▶ _Input records_
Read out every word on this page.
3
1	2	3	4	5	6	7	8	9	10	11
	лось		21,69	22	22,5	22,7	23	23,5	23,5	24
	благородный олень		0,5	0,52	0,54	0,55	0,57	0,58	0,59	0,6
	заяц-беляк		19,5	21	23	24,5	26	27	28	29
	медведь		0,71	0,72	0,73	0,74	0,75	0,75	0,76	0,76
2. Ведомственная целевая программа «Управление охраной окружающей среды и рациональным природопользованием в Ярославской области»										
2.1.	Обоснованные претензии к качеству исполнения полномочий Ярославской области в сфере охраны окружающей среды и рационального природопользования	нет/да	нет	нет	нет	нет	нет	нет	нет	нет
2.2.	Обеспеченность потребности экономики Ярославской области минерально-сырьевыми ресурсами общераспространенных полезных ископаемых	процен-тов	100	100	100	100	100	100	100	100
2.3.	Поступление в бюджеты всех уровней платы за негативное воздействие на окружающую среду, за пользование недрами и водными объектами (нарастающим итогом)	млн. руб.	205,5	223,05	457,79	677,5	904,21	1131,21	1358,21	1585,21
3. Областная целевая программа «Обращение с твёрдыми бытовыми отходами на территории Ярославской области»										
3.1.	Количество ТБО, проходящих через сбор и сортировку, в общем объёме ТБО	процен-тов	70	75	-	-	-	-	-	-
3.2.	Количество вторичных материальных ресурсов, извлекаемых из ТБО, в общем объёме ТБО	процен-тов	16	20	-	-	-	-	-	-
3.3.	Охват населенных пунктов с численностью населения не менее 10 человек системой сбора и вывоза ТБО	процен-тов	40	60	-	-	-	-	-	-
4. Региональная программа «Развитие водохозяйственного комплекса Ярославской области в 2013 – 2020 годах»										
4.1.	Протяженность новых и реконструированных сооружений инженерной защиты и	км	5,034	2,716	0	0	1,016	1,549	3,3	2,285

▶ _Required work_
Go through the entries above and count the lines containing the word "области"; give only that count.

▶ _Solution to this problem_
5